Dan di dalam Shahih Muslim, dari Nabi Shallallahu ‘Alaihi wa Sallam, beliau bersabda:
“Demi Dzat yang jiwa Muhammad berada dalam genggaman tangan-Nya, tidaklah seorang pun dari umatku yang mendengar (seruan)ku, baik seorang Yahudi maupun seorang Nasrani, kemudian ia mati dalam keadaan tidak beriman dengan risalah yang aku bawa melainkan ia termasuk penduduk neraka.”
Hadits-hadits dalam pengertian ini banyak sekali. Oleh karena itu, kita wajib menasehati orang-orang Atheis tersebut, mengajak mereka kepada kebenaran, dan mengingatkan akan konsekwensi kekufuran mereka, serta tempat kembali mereka adalah neraka jika mereka tidak beriman kepada Muhammad Rasulullah Shallallahu ‘Alaihi wa Sallam dan mengikuti ajaran yang beliau bawa. Jika hal itu kalian lakukan, niscaya kalian akan mendapatkan pahala yang besar dan balasan yang baik.
Tentang klaim orang yang Anda sebutkan bahwa mereka tidak menerima melainkan yang sesuai dengan akal, maka harus dijelaskan kepada mereka dengan bahasa yang mereka pahami: Sesungguhnya akal itu tidak terpelihara dari kesalahan, dan akal manusia berbeda-beda. Oleh karena inilah syariat Allah datang tanpa berpegang kepada akal. Yang dibuat pegangan dalam syariat adalah dalil yang ditunjukkan oleh Kitab Allah.
Karena Dia adalah kebenaran yang tiada kebenaran setelah-Nya. Juga karena tiada yang lebih benar dari pada Allah Subhanahu wa Ta’ala. Dan karena Dia lebih mengetahui kondisi para hamba-Nya. Kemudian setelah Kitab Allah adalah hadits yang sahih dari Rasulullah Shallallahu ‘Alaihi wa Sallam.
Karena beliau tidak berkata berdasarkan hawa nafsu, dan apa yang beliau sabdakan itu adalah berdasarkan wahyu. Dan karena di dalam Kitab Allah tidak akan ada kebatilan dari segala segi. Juga karena Rasul Shallallahu ‘Alaihi wa Sallam ma’shum (terjaga) dari kesalahan dalam setiap risalah yang beliau sampaikan dari Allah Subhanahu wa Ta’ala.

> ENTRI YANG TERCANTUM:

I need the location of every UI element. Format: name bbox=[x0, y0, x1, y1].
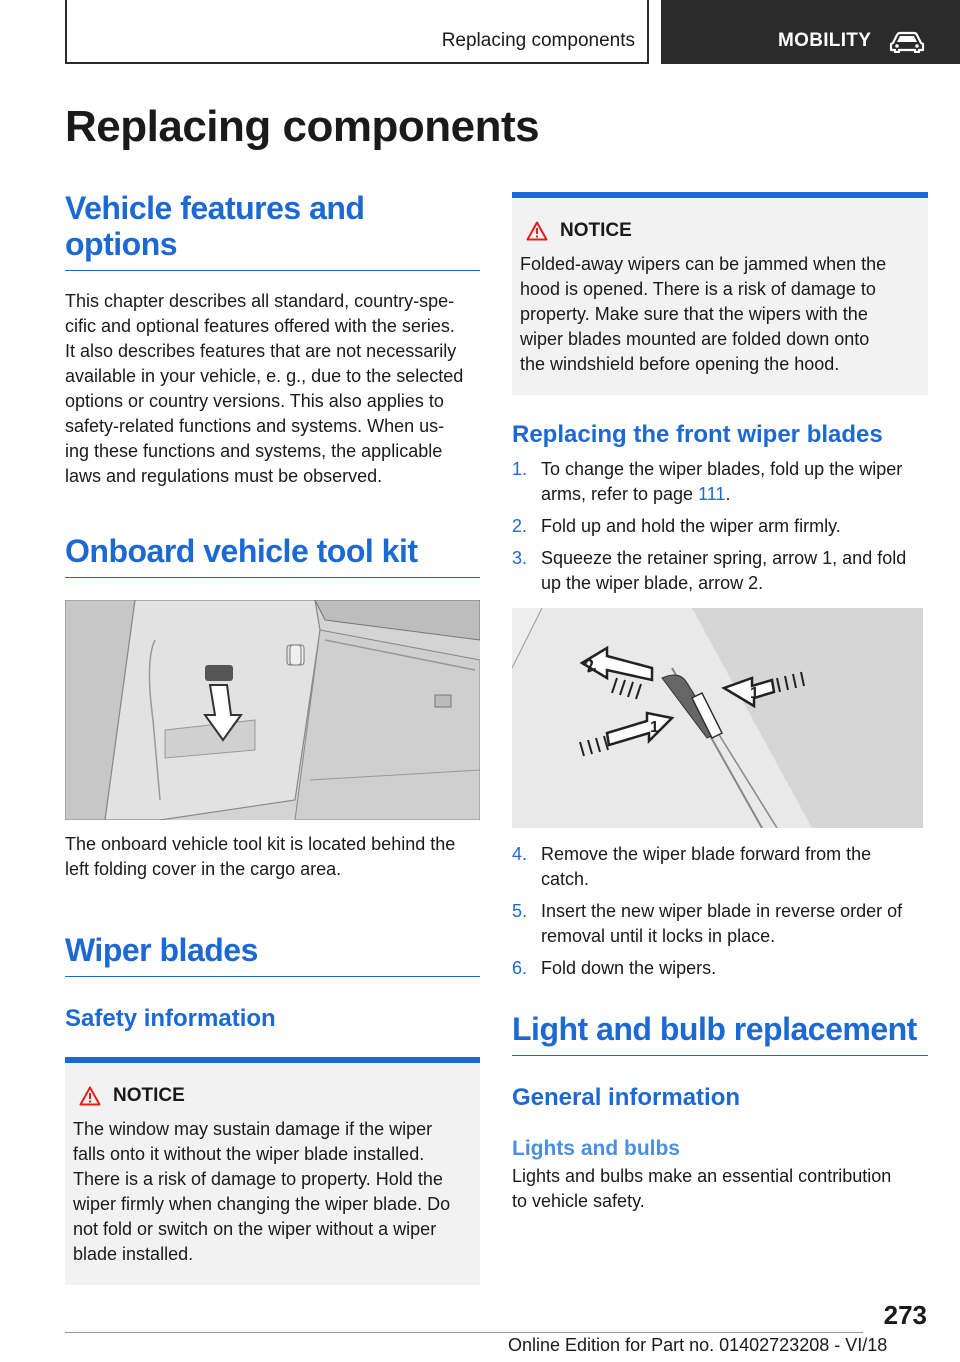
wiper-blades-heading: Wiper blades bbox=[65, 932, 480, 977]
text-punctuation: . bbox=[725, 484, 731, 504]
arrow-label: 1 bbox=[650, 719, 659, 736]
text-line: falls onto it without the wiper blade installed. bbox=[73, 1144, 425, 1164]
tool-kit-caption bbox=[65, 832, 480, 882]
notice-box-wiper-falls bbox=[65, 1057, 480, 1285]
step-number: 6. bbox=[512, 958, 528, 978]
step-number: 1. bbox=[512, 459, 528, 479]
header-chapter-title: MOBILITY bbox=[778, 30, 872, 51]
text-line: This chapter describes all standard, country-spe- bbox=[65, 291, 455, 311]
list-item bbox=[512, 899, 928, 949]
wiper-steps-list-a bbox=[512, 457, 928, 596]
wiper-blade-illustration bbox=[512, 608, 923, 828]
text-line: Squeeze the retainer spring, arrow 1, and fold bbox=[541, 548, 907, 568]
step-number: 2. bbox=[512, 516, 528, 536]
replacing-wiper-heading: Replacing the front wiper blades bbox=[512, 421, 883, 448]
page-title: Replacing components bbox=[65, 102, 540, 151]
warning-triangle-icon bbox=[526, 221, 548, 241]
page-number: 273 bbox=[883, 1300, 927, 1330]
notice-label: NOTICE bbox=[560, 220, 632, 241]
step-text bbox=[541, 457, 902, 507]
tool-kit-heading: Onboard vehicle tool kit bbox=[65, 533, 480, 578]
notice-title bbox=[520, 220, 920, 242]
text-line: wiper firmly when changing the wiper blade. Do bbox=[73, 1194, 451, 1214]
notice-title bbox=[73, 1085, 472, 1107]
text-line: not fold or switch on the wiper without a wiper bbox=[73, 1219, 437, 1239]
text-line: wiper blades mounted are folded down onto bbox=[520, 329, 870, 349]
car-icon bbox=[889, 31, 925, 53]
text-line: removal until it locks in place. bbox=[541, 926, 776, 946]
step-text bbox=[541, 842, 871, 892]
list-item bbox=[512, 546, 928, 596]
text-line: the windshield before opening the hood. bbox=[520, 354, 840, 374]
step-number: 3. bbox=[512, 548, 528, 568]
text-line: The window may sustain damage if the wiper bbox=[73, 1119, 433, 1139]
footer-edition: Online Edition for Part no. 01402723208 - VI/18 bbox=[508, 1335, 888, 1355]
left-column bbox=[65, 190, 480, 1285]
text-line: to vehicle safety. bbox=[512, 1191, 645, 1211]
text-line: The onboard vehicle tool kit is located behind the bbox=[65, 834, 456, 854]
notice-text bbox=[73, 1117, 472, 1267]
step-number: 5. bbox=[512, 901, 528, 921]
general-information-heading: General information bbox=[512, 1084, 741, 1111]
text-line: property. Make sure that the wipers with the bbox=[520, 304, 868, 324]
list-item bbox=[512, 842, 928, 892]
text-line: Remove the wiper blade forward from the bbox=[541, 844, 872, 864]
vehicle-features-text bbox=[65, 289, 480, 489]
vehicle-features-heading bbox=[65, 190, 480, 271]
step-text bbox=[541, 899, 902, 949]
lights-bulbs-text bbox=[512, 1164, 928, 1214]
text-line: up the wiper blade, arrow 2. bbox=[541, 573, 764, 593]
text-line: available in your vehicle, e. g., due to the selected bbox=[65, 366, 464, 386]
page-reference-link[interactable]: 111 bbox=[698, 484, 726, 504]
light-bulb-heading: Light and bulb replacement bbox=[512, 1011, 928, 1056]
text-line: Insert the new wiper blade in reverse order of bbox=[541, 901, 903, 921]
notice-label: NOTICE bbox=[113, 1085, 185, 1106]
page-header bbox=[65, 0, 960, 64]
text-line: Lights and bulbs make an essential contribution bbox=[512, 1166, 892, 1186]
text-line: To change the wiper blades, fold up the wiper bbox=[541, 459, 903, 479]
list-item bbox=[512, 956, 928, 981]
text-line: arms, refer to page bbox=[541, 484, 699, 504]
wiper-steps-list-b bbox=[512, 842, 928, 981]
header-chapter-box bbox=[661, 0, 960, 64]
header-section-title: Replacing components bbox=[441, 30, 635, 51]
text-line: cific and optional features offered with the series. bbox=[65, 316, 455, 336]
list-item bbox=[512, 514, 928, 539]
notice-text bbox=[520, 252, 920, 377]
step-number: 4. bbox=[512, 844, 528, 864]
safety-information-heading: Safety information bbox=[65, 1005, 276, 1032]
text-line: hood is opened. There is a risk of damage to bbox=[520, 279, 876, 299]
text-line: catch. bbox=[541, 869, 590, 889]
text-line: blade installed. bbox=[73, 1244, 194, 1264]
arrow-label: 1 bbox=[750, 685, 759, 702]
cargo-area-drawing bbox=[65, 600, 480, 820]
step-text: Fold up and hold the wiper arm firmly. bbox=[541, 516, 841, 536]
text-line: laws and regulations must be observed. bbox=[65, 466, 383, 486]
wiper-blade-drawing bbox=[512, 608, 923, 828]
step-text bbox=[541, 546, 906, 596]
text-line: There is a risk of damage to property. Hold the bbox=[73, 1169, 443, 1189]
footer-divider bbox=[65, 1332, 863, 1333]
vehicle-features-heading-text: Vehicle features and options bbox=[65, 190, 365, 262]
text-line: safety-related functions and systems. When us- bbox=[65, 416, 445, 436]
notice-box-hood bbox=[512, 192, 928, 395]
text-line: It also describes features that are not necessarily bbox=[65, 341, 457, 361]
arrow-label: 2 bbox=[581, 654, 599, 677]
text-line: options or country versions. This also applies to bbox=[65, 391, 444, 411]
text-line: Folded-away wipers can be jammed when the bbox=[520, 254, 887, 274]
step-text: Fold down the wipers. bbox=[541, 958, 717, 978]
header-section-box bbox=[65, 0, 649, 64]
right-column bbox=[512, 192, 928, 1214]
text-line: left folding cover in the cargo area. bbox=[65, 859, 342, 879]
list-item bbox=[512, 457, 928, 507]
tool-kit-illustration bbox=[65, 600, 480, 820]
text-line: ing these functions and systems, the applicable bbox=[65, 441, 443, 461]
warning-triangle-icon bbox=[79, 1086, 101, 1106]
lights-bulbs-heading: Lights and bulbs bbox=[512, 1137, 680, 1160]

> TUGAS YANG DIKERJAKAN:
1) Menurut teks pilihan, apa yang dijadikan pegangan dalam syariat?
2) Tulis ulang persis bagian teks pilihan yang dimulai pada "Tentang klaim orang" dan berakhir pada "Shallallahu ‘Alaihi wa Sallam.".
Entri-entri tersebut tidak diperlukan.

> JAWABAN SETIAP TUGAS:
1) Dalil yang ditunjukkan oleh Kitab Allah.

2)
Tentang klaim orang yang Anda sebutkan bahwa mereka tidak menerima melainkan yang sesuai dengan akal, maka harus dijelaskan kepada mereka dengan bahasa yang mereka pahami: Sesungguhnya akal itu tidak terpelihara dari kesalahan, dan akal manusia berbeda-beda. Oleh karena inilah syariat Allah datang tanpa berpegang kepada akal. Yang dibuat pegangan dalam syariat adalah dalil yang ditunjukkan oleh Kitab Allah.
Karena Dia adalah kebenaran yang tiada kebenaran setelah-Nya. Juga karena tiada yang lebih benar dari pada Allah Subhanahu wa Ta’ala. Dan karena Dia lebih mengetahui kondisi para hamba-Nya. Kemudian setelah Kitab Allah adalah hadits yang sahih dari Rasulullah Shallallahu ‘Alaihi wa Sallam.